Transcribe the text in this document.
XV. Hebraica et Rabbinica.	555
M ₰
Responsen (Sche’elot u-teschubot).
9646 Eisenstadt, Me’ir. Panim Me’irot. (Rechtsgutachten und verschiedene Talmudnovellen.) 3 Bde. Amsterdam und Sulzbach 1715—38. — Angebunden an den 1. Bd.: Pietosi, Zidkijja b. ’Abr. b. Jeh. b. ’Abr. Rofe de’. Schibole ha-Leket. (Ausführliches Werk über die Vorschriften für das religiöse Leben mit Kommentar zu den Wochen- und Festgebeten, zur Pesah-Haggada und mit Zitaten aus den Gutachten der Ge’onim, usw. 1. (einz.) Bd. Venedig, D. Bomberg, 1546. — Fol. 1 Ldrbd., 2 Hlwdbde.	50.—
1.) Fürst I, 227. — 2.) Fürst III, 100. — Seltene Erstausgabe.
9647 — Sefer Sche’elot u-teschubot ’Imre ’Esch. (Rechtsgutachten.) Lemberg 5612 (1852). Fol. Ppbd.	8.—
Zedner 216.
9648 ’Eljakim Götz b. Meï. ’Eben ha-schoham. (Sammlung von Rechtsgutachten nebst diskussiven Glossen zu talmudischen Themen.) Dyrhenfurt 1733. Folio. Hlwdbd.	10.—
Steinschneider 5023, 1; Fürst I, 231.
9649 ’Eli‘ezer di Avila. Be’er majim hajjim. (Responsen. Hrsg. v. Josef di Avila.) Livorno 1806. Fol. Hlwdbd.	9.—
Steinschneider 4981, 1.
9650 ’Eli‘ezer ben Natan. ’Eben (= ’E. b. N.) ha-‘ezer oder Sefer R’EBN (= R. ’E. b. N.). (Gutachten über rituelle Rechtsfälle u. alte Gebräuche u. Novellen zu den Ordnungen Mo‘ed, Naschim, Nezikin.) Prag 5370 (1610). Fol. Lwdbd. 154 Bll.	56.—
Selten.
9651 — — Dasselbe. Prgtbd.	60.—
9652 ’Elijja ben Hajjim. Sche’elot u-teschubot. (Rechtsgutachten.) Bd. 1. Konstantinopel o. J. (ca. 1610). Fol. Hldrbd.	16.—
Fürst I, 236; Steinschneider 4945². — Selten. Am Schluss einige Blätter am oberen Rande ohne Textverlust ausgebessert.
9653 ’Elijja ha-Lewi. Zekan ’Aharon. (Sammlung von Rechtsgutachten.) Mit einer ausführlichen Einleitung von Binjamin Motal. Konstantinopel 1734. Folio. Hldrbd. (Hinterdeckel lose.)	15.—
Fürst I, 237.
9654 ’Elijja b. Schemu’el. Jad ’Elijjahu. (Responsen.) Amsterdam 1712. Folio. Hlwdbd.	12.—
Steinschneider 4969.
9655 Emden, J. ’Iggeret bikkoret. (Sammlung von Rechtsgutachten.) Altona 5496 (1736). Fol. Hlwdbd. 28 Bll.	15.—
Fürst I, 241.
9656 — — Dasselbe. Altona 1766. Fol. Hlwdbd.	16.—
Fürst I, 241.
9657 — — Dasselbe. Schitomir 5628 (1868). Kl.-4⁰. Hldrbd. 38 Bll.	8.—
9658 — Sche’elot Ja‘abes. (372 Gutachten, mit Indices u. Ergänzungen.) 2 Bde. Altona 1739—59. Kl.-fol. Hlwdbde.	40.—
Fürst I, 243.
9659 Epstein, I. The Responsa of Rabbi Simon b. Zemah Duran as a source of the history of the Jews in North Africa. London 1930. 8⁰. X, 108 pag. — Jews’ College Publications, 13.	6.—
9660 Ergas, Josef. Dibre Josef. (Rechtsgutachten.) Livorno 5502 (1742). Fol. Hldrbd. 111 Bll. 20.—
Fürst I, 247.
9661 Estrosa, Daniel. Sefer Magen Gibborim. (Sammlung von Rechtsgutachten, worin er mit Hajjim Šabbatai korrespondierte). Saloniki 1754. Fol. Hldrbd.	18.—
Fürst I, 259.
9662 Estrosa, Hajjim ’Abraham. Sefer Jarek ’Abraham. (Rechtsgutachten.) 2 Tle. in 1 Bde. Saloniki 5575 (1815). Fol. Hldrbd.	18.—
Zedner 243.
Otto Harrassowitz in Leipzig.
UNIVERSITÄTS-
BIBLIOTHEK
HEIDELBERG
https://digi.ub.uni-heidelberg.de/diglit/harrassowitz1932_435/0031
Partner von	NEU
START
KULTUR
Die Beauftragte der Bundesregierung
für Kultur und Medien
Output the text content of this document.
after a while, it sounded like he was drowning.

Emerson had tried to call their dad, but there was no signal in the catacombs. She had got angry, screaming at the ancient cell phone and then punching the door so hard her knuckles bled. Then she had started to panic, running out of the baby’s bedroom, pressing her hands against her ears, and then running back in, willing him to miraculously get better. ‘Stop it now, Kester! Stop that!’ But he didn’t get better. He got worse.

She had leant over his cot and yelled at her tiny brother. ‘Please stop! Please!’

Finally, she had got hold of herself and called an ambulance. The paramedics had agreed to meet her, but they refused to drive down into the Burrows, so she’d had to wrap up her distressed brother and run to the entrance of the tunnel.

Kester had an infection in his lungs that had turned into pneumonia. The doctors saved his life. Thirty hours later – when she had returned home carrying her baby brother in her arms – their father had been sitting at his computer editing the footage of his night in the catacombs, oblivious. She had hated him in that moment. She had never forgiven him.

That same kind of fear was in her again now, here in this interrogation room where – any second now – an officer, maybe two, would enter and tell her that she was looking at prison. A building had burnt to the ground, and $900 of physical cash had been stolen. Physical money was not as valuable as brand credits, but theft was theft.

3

*-*-*

### WHAT YOU ARE ASKED TO DO:
Copy each line of the preceding data that contains the string "Folio".

### TASK SOLUTION:
9648 ’Eljakim Götz b. Meï. ’Eben ha-schoham. (Sammlung von Rechtsgutachten nebst diskussiven Glossen zu talmudischen Themen.) Dyrhenfurt 1733. Folio. Hlwdbd.	10.—
9653 ’Elijja ha-Lewi. Zekan ’Aharon. (Sammlung von Rechtsgutachten.) Mit einer ausführlichen Einleitung von Binjamin Motal. Konstantinopel 1734. Folio. Hldrbd. (Hinterdeckel lose.)	15.—
9654 ’Elijja b. Schemu’el. Jad ’Elijjahu. (Responsen.) Amsterdam 1712. Folio. Hlwdbd.	12.—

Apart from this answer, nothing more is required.